#### WHAT TO WORK ON
Recast the lines below as a Markdown table with the columns "Row" and "Line", starting at the line that contains "Patent image size: (1046, 768)." and ending at the line that contains "The dimension of", both included. Omit blank lines and number the rows in order.
━━━━━ DATA SUPPLIED
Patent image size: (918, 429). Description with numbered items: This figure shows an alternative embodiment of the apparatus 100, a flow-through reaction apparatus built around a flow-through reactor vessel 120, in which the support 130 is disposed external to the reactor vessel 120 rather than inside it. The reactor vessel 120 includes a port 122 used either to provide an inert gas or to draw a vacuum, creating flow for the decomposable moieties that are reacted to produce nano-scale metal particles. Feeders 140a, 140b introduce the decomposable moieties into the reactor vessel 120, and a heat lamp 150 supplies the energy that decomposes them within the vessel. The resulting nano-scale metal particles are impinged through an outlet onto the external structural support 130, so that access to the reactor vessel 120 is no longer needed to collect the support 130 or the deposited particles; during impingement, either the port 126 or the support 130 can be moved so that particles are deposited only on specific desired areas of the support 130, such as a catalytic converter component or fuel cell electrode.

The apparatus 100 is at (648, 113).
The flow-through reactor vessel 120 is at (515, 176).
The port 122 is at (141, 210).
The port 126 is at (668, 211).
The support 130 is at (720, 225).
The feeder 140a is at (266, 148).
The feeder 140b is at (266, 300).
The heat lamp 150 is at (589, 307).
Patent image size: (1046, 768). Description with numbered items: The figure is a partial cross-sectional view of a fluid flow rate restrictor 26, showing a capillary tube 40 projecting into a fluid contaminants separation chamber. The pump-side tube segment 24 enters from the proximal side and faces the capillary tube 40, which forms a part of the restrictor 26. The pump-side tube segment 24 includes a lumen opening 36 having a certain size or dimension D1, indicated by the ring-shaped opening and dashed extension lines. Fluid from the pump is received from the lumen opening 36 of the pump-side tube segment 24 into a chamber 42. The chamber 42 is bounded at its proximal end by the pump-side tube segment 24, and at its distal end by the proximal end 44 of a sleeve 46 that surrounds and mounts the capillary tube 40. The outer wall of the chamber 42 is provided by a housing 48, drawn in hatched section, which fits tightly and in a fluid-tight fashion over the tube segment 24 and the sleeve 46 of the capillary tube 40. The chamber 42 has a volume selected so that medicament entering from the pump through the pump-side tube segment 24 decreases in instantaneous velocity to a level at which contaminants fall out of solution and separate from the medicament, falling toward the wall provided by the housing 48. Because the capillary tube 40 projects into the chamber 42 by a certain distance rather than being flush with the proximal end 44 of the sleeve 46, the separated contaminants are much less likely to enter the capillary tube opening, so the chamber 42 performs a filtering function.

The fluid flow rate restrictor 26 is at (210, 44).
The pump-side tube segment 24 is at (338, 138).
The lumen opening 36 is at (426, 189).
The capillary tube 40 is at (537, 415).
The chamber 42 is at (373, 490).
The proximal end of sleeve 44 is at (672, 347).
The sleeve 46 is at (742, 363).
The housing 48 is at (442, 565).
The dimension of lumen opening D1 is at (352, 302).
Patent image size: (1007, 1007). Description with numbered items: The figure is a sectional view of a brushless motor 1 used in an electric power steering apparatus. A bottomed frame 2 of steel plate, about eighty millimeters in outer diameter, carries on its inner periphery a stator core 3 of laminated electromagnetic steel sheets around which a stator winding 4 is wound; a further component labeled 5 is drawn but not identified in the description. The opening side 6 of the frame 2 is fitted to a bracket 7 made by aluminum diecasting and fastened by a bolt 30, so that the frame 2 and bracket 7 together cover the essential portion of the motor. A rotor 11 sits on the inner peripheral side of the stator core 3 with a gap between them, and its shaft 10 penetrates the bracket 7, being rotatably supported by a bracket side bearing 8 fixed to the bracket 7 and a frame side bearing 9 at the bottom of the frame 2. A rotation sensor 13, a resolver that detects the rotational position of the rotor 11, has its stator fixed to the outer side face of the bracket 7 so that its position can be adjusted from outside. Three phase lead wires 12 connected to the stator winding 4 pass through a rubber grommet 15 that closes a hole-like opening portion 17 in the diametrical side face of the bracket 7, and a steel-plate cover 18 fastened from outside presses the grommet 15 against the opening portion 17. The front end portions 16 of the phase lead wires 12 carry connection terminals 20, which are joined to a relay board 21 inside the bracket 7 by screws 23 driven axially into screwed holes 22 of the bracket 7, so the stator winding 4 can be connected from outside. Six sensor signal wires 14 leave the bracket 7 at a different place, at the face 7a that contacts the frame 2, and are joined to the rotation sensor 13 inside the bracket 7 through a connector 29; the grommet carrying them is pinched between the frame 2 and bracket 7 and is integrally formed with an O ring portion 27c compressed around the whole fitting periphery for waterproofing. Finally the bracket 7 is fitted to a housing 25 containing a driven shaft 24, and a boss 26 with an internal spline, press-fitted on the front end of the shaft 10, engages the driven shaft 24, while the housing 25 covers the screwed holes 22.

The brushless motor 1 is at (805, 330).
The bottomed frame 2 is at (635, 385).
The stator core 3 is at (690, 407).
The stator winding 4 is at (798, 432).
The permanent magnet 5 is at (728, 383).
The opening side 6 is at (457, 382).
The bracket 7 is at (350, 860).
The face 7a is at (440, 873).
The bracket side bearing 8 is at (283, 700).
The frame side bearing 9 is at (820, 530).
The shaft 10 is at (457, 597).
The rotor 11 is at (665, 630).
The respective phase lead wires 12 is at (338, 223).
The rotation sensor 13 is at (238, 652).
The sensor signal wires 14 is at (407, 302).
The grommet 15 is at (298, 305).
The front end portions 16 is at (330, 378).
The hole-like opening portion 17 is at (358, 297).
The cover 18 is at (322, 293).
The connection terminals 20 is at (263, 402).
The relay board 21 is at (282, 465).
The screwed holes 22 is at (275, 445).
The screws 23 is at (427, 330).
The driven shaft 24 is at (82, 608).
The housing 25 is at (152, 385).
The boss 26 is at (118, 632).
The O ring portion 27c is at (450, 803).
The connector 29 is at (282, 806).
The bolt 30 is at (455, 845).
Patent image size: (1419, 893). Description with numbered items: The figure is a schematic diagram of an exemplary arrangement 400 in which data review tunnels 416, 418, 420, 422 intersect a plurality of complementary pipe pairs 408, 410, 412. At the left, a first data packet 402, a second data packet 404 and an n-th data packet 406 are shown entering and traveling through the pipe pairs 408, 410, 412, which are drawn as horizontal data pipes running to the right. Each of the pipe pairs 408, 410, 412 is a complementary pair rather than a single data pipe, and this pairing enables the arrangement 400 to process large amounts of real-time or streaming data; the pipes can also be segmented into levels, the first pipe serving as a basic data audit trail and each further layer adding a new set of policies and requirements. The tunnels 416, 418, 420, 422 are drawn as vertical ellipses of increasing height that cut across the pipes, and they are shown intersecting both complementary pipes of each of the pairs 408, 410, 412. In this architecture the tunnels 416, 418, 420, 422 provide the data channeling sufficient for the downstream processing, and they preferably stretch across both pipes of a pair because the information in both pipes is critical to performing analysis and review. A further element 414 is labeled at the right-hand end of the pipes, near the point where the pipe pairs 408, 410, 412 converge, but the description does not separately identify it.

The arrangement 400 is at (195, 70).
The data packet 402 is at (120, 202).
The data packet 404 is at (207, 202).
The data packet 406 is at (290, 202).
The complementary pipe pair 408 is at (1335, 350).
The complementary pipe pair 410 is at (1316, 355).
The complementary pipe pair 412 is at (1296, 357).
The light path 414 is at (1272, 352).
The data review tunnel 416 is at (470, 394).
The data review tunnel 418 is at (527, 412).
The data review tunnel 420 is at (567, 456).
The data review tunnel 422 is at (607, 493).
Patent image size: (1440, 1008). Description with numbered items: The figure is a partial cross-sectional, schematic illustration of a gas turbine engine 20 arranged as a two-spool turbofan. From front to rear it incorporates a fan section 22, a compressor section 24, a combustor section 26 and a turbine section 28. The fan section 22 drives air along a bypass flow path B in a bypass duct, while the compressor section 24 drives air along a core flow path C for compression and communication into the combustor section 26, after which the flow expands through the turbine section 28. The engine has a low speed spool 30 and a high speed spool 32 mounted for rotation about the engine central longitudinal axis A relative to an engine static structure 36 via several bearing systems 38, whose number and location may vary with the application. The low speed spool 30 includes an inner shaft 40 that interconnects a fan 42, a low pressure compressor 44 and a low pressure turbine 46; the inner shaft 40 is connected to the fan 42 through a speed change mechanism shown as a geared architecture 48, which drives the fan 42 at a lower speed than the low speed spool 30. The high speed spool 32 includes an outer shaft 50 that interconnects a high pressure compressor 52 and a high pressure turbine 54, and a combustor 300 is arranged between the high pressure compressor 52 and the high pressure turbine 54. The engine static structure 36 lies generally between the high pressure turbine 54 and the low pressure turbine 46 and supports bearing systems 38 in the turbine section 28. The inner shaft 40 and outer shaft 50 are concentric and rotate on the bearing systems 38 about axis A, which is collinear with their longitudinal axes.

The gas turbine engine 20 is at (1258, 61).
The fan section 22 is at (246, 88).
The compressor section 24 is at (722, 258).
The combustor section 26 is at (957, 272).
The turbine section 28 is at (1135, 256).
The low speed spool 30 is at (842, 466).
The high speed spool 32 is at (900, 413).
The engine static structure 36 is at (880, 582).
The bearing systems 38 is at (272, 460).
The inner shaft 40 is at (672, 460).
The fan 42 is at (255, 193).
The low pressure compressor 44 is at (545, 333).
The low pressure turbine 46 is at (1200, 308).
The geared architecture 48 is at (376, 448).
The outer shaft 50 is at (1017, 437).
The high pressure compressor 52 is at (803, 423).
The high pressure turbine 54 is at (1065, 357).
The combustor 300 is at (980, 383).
━━━━━━━━━━
#### WRITTEN RESPONSE
| Row | Line |
|---|---|
| 1 | Patent image size: (1046, 768). Description with numbered items: The figure is a partial cross-sectional view of a fluid flow rate restrictor 26, showing a capillary tube 40 projecting into a fluid contaminants separation chamber. The pump-side tube segment 24 enters from the proximal side and faces the capillary tube 40, which forms a part of the restrictor 26. The pump-side tube segment 24 includes a lumen opening 36 having a certain size or dimension D1, indicated by the ring-shaped opening and dashed extension lines. Fluid from the pump is received from the lumen opening 36 of the pump-side tube segment 24 into a chamber 42. The chamber 42 is bounded at its proximal end by the pump-side tube segment 24, and at its distal end by the proximal end 44 of a sleeve 46 that surrounds and mounts the capillary tube 40. The outer wall of the chamber 42 is provided by a housing 48, drawn in hatched section, which fits tightly and in a fluid-tight fashion over the tube segment 24 and the sleeve 46 of the capillary tube 40. The chamber 42 has a volume selected so that medicament entering from the pump through the pump-side tube segment 24 decreases in instantaneous velocity to a level at which contaminants fall out of solution and separate from the medicament, falling toward the wall provided by the housing 48. Because the capillary tube 40 projects into the chamber 42 by a certain distance rather than being flush with the proximal end 44 of the sleeve 46, the separated contaminants are much less likely to enter the capillary tube opening, so the chamber 42 performs a filtering function. |
| 2 | The fluid flow rate restrictor 26 is at (210, 44). |
| 3 | The pump-side tube segment 24 is at (338, 138). |
| 4 | The lumen opening 36 is at (426, 189). |
| 5 | The capillary tube 40 is at (537, 415). |
| 6 | The chamber 42 is at (373, 490). |
| 7 | The proximal end of sleeve 44 is at (672, 347). |
| 8 | The sleeve 46 is at (742, 363). |
| 9 | The housing 48 is at (442, 565). |
| 10 | The dimension of lumen opening D1 is at (352, 302). |